BRIEF A: Rewrite the listing starting at its first line and ending at the line containing "reference-cell-text: YES — [456, 703, 484, 719]", replacing "code-line" with "query-line" and leaving everything else unchanged.

GIVEN TEXT:
⟨

20 November 2025

On Combinatorial Analysis (-1799)

“So there arise two kinds of variation: complexion [combinations] and situs [permutations]. And viewed in themselves, both complexion and situs belong to metaphysics, or to the science of whole and parts. If we look at their variability, however, that is, at the quantity of variation, we must turn to numbers and to arithmetic. I am inclined to think that the science of complexions pertains more to pure arithmetic, and that of situs to an arithmetic of figure.” (Gottfried Leibniz, “Dissertatio de arte combinatoria” [“Dissertation on the Art of Combinations”], Leipzig, 1666)

“Even the wisest and most prudent people often suffer from what Logicians call insufficient enumeration of cases.” (Jacob Bernoulli , 1692)

“[This subject] has a relation to almost every species of useful knowledge that the mind of man can be employed upon.” (Jacob Bernoulli, “Ars Conjectandi”[“The Art of Conjecturing”], 1713)

“It is easy to perceive that the prodigious variety which appears both in the works of nature and in the actions of men, and which constitutes the greatest part of the beauty of the universe, is owing to the multitude of different ways in which its several parts are mixed with, or placed near, each other. But, because the number of causes that concur in producing a given event, or effect, is oftentimes so immensely great, and the causes themselves are so different one from another, that it is extremely difficult to reckon up all the different ways in which they may be arranged, or combined together, it often happens that men, even of the best understandings and the greatest circumspection, ale guilty of that fault in reasoning which the writers on logic call the insufficient, or imperfect enumeration of parts, or cases: insomuch that I will venture to assert, that this is the chief, and almost the only, source of the vast number of erroneous opinions, and those too very often in matters of great importance, which we are apt to form on all the subjects we reflect upon, whether they relate to the knowledge of nature, or the merits and motives of human actions. It must therefore be acknowledged, that that art which affords a cure to this weakness, or defect, of our understandings, and teaches us so to enumerate all the possible ways in which a given number of things may be mixed and combined together, that we may be certain that we have not omitted any one arrangement of them that can lead to the object of our inquiry, deserves to be considered as most eminently useful and worthy of our highest esteem and attention. And this is the business of the art, or doctrine of combinations.” (Jakob Bernoulli, “Ars Conjectandi” [“The Art of Conjecturing”], 1713)

⟩

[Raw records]
⟨

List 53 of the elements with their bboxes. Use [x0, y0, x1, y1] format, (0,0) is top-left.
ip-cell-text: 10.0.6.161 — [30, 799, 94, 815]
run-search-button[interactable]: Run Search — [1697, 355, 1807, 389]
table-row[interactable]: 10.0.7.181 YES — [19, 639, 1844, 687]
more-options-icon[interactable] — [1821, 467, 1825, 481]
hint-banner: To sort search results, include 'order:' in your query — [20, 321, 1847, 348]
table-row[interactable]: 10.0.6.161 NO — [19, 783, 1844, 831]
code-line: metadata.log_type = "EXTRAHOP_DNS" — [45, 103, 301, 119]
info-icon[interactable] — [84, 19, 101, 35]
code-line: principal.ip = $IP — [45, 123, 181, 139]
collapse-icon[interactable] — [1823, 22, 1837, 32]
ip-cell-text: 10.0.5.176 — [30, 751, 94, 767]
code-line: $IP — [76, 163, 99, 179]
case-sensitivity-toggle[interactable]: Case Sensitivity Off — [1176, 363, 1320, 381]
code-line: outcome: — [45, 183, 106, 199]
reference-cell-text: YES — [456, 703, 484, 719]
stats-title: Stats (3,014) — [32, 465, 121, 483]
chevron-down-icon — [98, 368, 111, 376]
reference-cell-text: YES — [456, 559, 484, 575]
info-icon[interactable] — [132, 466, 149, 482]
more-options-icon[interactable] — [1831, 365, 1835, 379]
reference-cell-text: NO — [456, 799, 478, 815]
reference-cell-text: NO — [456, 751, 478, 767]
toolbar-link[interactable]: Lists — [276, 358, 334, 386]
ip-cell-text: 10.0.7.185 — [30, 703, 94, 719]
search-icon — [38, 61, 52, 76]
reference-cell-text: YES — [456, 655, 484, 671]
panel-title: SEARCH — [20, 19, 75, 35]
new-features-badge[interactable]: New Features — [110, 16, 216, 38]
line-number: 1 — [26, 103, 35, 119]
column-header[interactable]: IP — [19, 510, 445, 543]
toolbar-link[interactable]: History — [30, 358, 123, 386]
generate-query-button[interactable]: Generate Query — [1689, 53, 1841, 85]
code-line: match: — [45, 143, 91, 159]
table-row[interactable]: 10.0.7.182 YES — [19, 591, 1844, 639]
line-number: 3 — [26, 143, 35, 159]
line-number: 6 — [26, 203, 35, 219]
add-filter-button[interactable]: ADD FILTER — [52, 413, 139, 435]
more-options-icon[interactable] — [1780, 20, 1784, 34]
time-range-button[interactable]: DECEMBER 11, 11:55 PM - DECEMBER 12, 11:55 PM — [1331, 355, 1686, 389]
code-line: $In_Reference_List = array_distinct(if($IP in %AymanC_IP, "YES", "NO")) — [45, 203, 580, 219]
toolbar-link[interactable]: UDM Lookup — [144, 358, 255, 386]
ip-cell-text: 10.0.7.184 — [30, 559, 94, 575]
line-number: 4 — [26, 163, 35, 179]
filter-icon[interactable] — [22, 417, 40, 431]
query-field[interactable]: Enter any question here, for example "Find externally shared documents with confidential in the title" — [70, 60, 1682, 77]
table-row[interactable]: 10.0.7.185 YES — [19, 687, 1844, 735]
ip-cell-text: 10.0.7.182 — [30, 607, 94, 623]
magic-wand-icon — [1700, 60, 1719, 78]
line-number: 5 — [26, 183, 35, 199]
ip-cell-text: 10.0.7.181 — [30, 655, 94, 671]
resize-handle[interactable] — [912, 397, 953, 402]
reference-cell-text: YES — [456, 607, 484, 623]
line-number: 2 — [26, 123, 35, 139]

⟩

BRIEF B: Extend the collection of quotations on combinatorial analysis past its last entry.

EXERCISE OUTPUT A:
List 53 of the elements with their bboxes. Use [x0, y0, x1, y1] format, (0,0) is top-left.
ip-cell-text: 10.0.6.161 — [30, 799, 94, 815]
run-search-button[interactable]: Run Search — [1697, 355, 1807, 389]
table-row[interactable]: 10.0.7.181 YES — [19, 639, 1844, 687]
more-options-icon[interactable] — [1821, 467, 1825, 481]
hint-banner: To sort search results, include 'order:' in your query — [20, 321, 1847, 348]
table-row[interactable]: 10.0.6.161 NO — [19, 783, 1844, 831]
query-line: metadata.log_type = "EXTRAHOP_DNS" — [45, 103, 301, 119]
info-icon[interactable] — [84, 19, 101, 35]
query-line: principal.ip = $IP — [45, 123, 181, 139]
collapse-icon[interactable] — [1823, 22, 1837, 32]
ip-cell-text: 10.0.5.176 — [30, 751, 94, 767]
query-line: $IP — [76, 163, 99, 179]
case-sensitivity-toggle[interactable]: Case Sensitivity Off — [1176, 363, 1320, 381]
query-line: outcome: — [45, 183, 106, 199]
reference-cell-text: YES — [456, 703, 484, 719]

EXERCISE OUTPUT B:
"It proceeds indeed upon mathematical principles in calculating the number of the combinations of the things proposed: but by the conclusions that are obtained by it, the sagacity of the natural philosopher, the exactness of the historian, the skill and judgement of the physician, and the prudence and foresight of the politician, may be assisted; because the business of all these important professions is but to form reasonable conjectures concerning the several objects which engage their attention, and all wise conjectures are the results of a just and careful examination of the several different effects that may possibly arise from the causes that are capable of producing them." (Jacob Bernoulli, "Ars conjectandi", 1713)

"We have three principal means: observation of nature, reflection, and experiment. Observation gathers the facts reflection combines them, experiment verifies the result of the combination. It is essential that the observation of nature be assiduous, that reflection be profound, and that experimentation be exact. Rarely does one see these abilities in combination. And so, creative geniuses are not common." (Denis Diderot, "On the Interpretation of Nature", 1753)

"Invention, strictly speaking, is little more than a new combination of those images which have been previously gathered and deposited in the memory: nothing can come of nothing." (Joshua Reynolds, "Discourses on Art", 1769)

"[…] determine the probability of a future or unknown event not on the basis of the number of possible combinations resulting in this event or in its complementary event, but only on the basis of the knowledge of order of familiar previous events of this kind" (Nicolas de Condorcet, "Essai sur l'application de l'analyse à la probabilité des décisions rendues à la pluralité des voix", 1785)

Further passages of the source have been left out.